▸ **Records from a dataset**

▼

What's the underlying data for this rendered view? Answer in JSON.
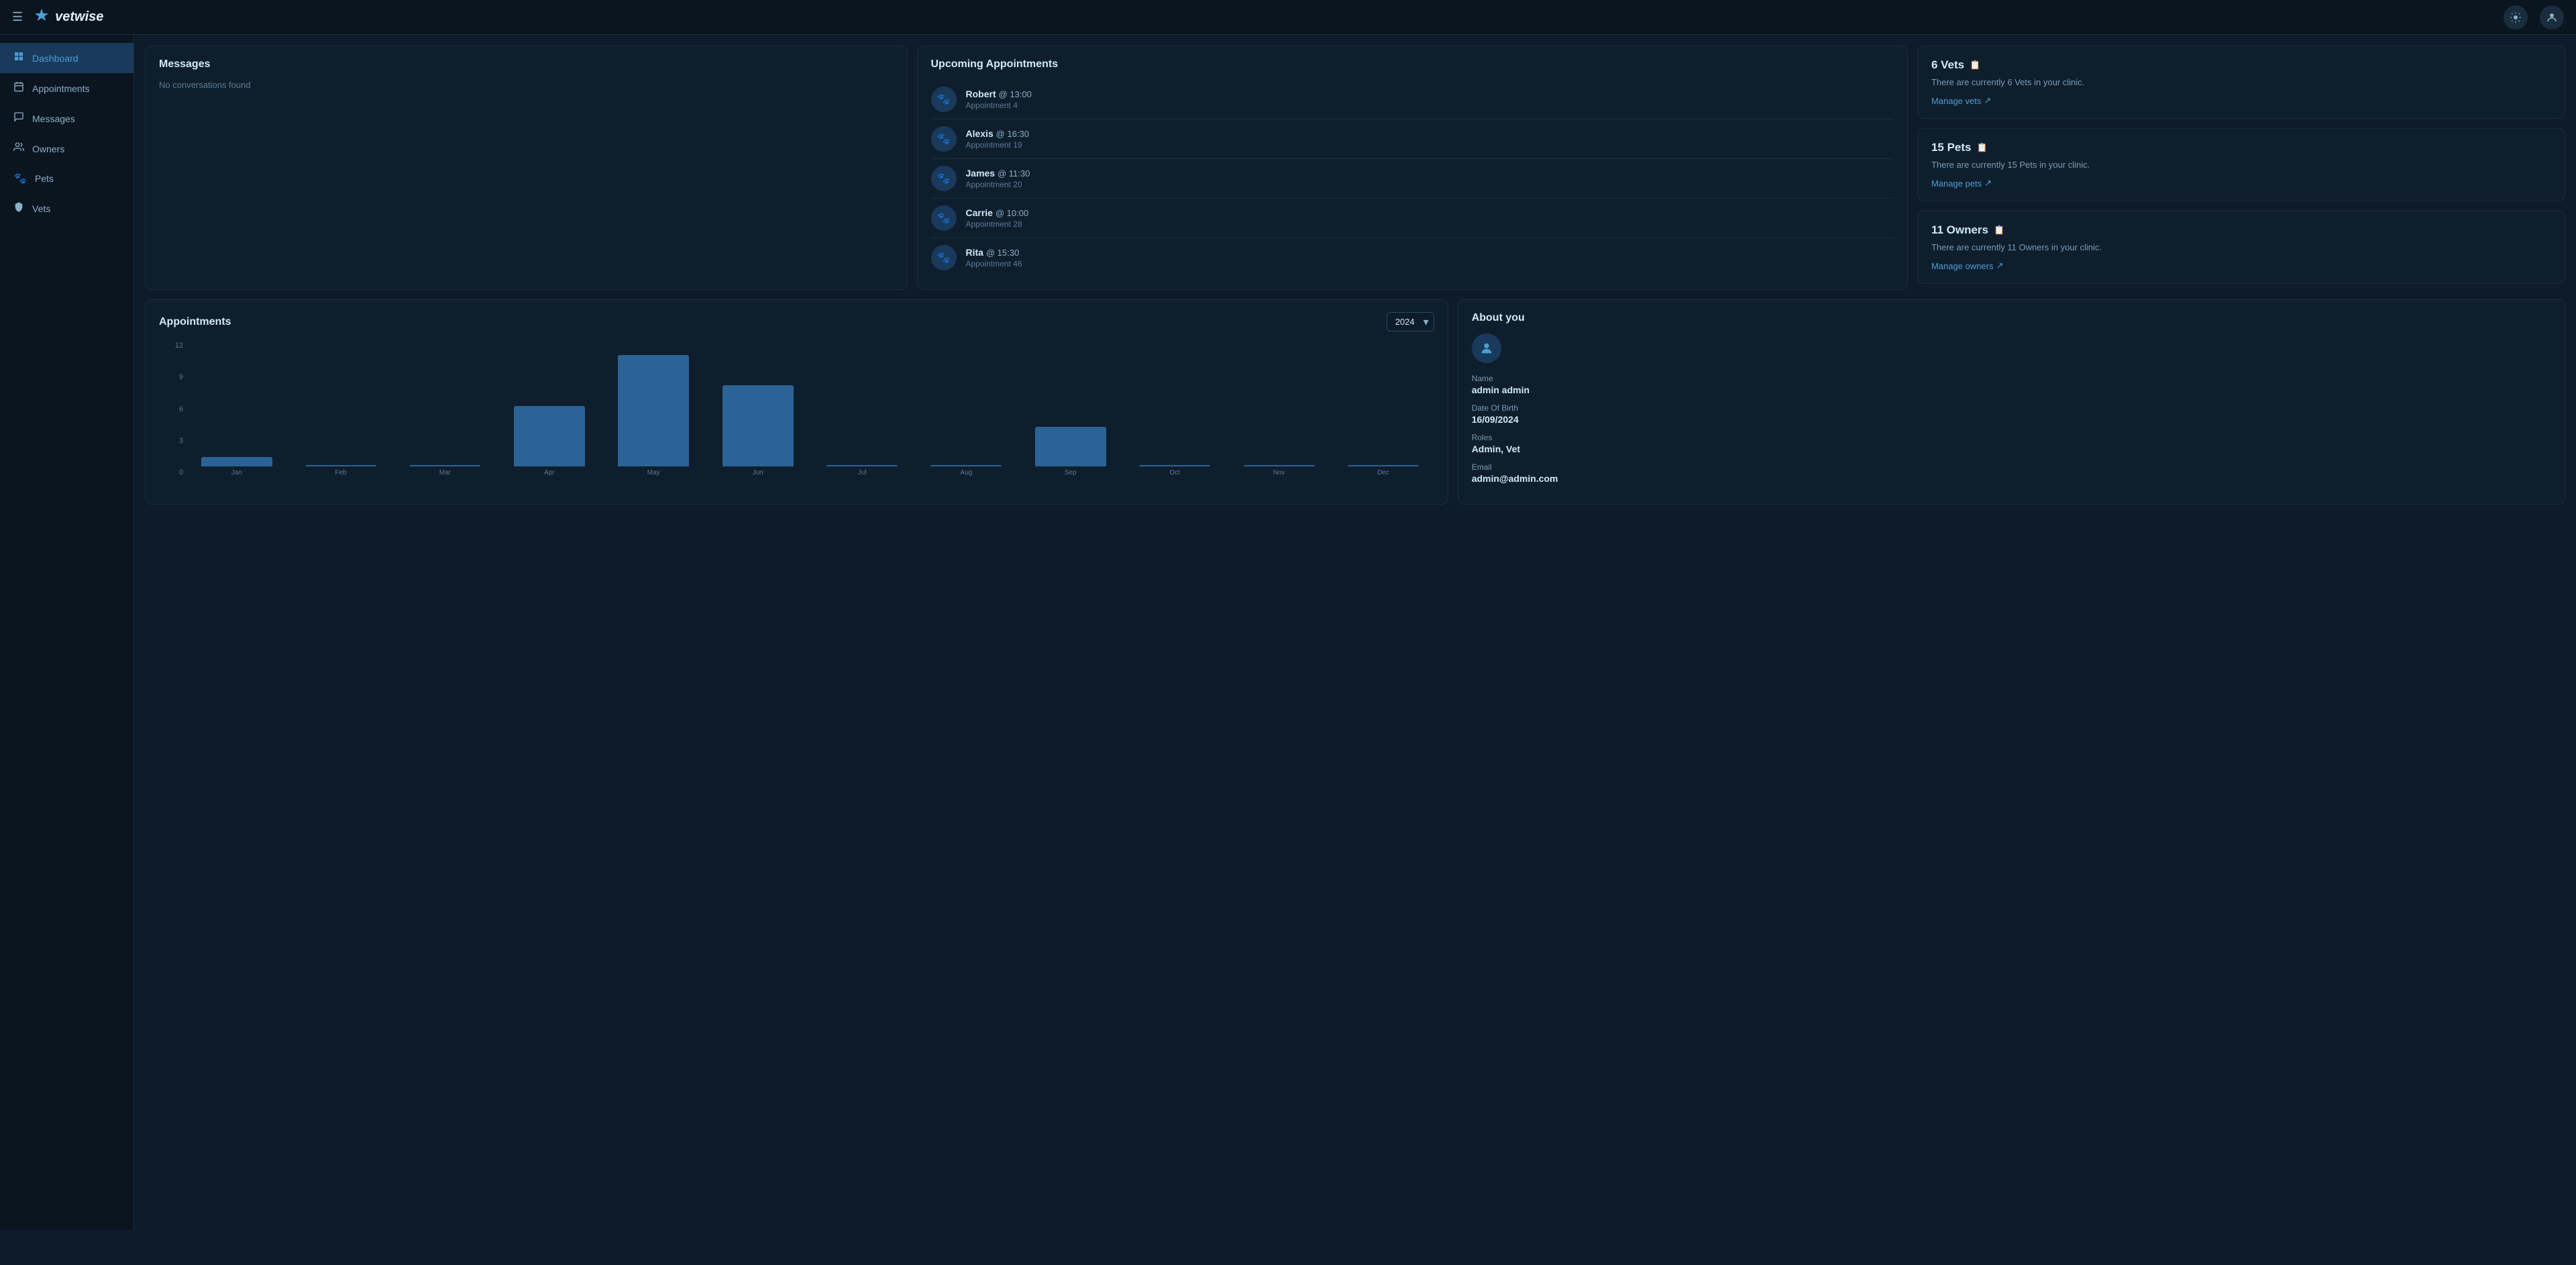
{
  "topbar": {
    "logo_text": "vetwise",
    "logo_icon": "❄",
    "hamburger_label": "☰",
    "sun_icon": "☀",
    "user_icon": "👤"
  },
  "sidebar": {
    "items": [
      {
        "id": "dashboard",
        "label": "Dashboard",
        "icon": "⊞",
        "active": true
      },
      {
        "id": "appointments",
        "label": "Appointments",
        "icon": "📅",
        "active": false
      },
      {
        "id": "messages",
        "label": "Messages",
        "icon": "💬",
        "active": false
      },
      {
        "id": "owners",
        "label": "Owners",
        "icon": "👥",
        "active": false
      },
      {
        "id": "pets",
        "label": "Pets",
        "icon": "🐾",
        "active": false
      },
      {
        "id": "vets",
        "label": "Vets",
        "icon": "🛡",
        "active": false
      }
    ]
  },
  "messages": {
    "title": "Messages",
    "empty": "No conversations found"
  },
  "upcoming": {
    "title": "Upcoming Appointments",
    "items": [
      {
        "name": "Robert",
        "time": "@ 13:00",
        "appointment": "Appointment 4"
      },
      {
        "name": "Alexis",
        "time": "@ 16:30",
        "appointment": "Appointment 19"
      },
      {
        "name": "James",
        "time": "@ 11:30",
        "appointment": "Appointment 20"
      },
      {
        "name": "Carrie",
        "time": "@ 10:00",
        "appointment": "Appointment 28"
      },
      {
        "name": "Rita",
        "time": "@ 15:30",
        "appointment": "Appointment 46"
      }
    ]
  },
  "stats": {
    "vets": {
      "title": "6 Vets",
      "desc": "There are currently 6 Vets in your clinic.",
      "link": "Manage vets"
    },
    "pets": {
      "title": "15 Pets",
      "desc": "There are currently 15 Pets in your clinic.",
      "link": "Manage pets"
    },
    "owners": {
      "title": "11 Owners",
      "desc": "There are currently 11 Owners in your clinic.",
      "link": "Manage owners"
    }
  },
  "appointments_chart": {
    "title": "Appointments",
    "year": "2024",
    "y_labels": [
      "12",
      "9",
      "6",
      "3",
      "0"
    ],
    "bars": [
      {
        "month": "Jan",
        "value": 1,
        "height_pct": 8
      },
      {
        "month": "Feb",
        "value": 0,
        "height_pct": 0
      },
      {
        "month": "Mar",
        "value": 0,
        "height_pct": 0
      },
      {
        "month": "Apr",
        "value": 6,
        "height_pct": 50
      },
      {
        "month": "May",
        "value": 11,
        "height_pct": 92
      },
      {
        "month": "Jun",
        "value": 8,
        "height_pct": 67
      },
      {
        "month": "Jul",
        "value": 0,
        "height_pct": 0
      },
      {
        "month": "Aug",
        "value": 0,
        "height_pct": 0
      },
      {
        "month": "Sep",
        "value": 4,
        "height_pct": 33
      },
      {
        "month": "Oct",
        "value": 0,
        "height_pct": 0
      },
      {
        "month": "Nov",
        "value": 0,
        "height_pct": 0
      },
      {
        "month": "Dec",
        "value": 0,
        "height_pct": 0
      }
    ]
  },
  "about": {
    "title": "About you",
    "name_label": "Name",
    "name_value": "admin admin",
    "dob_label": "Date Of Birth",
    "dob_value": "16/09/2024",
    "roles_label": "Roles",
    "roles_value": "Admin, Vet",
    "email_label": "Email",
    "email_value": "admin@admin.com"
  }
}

▲

▸ **The request**
Make an exact copy of every record, pictures excluded.

▸ **Correct result**
What's the underlying data for this rendered view? Answer in JSON.
{
  "topbar": {
    "logo_text": "vetwise",
    "logo_icon": "❄",
    "hamburger_label": "☰",
    "sun_icon": "☀",
    "user_icon": "👤"
  },
  "sidebar": {
    "items": [
      {
        "id": "dashboard",
        "label": "Dashboard",
        "icon": "⊞",
        "active": true
      },
      {
        "id": "appointments",
        "label": "Appointments",
        "icon": "📅",
        "active": false
      },
      {
        "id": "messages",
        "label": "Messages",
        "icon": "💬",
        "active": false
      },
      {
        "id": "owners",
        "label": "Owners",
        "icon": "👥",
        "active": false
      },
      {
        "id": "pets",
        "label": "Pets",
        "icon": "🐾",
        "active": false
      },
      {
        "id": "vets",
        "label": "Vets",
        "icon": "🛡",
        "active": false
      }
    ]
  },
  "messages": {
    "title": "Messages",
    "empty": "No conversations found"
  },
  "upcoming": {
    "title": "Upcoming Appointments",
    "items": [
      {
        "name": "Robert",
        "time": "@ 13:00",
        "appointment": "Appointment 4"
      },
      {
        "name": "Alexis",
        "time": "@ 16:30",
        "appointment": "Appointment 19"
      },
      {
        "name": "James",
        "time": "@ 11:30",
        "appointment": "Appointment 20"
      },
      {
        "name": "Carrie",
        "time": "@ 10:00",
        "appointment": "Appointment 28"
      },
      {
        "name": "Rita",
        "time": "@ 15:30",
        "appointment": "Appointment 46"
      }
    ]
  },
  "stats": {
    "vets": {
      "title": "6 Vets",
      "desc": "There are currently 6 Vets in your clinic.",
      "link": "Manage vets"
    },
    "pets": {
      "title": "15 Pets",
      "desc": "There are currently 15 Pets in your clinic.",
      "link": "Manage pets"
    },
    "owners": {
      "title": "11 Owners",
      "desc": "There are currently 11 Owners in your clinic.",
      "link": "Manage owners"
    }
  },
  "appointments_chart": {
    "title": "Appointments",
    "year": "2024",
    "y_labels": [
      "12",
      "9",
      "6",
      "3",
      "0"
    ],
    "bars": [
      {
        "month": "Jan",
        "value": 1,
        "height_pct": 8
      },
      {
        "month": "Feb",
        "value": 0,
        "height_pct": 0
      },
      {
        "month": "Mar",
        "value": 0,
        "height_pct": 0
      },
      {
        "month": "Apr",
        "value": 6,
        "height_pct": 50
      },
      {
        "month": "May",
        "value": 11,
        "height_pct": 92
      },
      {
        "month": "Jun",
        "value": 8,
        "height_pct": 67
      },
      {
        "month": "Jul",
        "value": 0,
        "height_pct": 0
      },
      {
        "month": "Aug",
        "value": 0,
        "height_pct": 0
      },
      {
        "month": "Sep",
        "value": 4,
        "height_pct": 33
      },
      {
        "month": "Oct",
        "value": 0,
        "height_pct": 0
      },
      {
        "month": "Nov",
        "value": 0,
        "height_pct": 0
      },
      {
        "month": "Dec",
        "value": 0,
        "height_pct": 0
      }
    ]
  },
  "about": {
    "title": "About you",
    "name_label": "Name",
    "name_value": "admin admin",
    "dob_label": "Date Of Birth",
    "dob_value": "16/09/2024",
    "roles_label": "Roles",
    "roles_value": "Admin, Vet",
    "email_label": "Email",
    "email_value": "admin@admin.com"
  }
}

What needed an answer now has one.